■ Exercise directions
Across the entries below, how many lines contain the string "myfolder"? Give only the count.

-*-*-

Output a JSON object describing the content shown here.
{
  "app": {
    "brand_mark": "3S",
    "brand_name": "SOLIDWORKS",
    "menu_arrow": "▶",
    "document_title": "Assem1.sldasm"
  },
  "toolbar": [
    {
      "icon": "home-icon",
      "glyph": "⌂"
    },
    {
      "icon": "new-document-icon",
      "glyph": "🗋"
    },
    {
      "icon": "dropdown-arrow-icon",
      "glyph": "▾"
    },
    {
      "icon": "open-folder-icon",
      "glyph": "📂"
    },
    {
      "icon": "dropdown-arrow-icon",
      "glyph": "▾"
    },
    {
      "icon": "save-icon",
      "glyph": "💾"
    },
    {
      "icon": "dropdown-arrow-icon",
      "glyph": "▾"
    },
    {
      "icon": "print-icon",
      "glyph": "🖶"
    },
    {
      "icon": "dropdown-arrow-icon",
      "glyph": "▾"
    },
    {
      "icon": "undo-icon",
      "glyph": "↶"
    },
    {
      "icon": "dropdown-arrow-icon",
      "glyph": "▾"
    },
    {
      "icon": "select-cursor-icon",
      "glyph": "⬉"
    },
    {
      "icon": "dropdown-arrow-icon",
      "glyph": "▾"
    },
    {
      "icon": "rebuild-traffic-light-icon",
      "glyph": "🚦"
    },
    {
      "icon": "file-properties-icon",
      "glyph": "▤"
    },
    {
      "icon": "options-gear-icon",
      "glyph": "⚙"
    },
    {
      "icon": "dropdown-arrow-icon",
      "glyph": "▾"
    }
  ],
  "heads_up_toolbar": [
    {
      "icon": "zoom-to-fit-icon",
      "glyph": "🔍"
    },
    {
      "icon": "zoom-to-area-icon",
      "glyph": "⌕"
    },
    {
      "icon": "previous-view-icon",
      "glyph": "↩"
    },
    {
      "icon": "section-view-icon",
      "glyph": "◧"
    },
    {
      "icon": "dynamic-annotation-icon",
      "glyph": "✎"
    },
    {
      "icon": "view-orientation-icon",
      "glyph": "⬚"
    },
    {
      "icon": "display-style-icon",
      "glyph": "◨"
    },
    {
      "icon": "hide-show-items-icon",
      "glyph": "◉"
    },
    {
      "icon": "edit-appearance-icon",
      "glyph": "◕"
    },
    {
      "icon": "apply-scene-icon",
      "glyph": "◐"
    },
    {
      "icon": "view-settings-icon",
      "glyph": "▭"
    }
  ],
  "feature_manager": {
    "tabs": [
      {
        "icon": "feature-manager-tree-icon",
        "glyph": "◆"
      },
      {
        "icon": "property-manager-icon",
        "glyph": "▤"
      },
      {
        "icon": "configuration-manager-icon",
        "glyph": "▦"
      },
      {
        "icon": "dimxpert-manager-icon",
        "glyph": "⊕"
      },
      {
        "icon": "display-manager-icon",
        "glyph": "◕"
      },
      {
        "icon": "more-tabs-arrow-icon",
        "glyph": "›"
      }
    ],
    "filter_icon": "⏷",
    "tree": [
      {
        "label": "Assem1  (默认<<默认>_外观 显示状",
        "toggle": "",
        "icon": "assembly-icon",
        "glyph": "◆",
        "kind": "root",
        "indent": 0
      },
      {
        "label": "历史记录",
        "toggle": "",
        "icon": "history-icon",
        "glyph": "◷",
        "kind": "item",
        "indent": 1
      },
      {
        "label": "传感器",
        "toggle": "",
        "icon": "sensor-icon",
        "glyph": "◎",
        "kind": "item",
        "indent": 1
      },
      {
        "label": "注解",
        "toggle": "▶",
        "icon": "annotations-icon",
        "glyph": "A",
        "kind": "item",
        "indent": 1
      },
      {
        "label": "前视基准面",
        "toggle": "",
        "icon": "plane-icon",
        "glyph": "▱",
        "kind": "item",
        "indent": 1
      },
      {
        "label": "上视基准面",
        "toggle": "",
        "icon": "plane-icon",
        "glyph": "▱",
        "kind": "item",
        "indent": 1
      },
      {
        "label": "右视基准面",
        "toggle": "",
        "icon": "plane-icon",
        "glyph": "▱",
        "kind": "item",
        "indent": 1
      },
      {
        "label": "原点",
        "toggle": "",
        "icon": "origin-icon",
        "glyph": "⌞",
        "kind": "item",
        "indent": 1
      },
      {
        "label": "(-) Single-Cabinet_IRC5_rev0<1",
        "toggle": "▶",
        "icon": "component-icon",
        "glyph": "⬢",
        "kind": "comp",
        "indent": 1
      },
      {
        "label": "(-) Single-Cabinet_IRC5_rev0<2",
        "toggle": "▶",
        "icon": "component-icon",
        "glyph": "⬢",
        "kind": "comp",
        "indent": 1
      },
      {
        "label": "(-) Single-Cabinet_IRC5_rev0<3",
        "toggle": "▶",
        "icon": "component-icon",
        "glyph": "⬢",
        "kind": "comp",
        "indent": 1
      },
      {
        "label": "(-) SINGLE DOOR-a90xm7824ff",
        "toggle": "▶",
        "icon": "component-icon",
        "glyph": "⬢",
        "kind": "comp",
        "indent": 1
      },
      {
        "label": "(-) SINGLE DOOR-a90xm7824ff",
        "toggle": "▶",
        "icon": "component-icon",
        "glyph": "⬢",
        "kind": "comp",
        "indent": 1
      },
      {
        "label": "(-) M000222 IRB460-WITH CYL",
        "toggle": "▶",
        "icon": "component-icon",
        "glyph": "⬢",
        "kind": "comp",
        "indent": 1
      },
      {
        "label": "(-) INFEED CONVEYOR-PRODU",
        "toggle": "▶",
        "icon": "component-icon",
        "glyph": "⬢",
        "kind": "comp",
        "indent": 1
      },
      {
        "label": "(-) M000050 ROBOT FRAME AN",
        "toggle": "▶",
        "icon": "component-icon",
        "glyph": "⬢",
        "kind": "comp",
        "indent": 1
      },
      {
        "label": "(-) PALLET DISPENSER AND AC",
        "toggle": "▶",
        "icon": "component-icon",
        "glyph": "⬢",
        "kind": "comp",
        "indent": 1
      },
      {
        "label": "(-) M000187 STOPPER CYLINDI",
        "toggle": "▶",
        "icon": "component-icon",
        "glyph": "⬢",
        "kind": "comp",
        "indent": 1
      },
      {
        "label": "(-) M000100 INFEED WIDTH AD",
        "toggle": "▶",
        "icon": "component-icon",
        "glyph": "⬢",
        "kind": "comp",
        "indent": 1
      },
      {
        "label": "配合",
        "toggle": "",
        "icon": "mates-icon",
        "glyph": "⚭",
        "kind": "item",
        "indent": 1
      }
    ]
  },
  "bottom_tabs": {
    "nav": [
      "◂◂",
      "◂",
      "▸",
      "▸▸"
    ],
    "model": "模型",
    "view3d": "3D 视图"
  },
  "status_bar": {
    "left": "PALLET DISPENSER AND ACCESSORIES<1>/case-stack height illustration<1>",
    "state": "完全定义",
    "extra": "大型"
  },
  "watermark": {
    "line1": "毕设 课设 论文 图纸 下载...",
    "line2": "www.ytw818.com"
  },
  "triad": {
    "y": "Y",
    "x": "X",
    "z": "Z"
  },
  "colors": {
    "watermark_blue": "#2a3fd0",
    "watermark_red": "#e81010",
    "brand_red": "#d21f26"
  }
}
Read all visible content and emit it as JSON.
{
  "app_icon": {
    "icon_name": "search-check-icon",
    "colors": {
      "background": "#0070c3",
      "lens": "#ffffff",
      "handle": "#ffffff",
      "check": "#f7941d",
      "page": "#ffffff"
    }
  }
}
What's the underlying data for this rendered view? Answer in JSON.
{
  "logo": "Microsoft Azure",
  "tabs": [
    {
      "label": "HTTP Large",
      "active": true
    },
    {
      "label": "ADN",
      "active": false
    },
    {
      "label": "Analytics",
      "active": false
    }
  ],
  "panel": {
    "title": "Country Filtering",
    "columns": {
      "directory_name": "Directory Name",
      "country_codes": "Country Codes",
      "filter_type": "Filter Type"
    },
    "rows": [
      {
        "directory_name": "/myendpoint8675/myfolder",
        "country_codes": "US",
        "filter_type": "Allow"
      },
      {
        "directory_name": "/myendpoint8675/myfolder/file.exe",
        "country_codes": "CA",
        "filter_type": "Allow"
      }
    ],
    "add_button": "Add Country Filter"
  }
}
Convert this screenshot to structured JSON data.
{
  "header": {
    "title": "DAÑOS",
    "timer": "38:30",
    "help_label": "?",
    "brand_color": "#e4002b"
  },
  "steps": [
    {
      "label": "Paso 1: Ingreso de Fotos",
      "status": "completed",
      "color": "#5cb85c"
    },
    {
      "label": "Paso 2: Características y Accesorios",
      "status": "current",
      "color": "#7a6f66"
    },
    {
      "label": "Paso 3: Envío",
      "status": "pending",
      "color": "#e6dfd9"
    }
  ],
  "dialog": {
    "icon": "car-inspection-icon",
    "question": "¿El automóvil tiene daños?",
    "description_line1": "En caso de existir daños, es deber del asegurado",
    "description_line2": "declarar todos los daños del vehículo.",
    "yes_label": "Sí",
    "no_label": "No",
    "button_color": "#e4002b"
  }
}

-*-*-

■ Completed task
2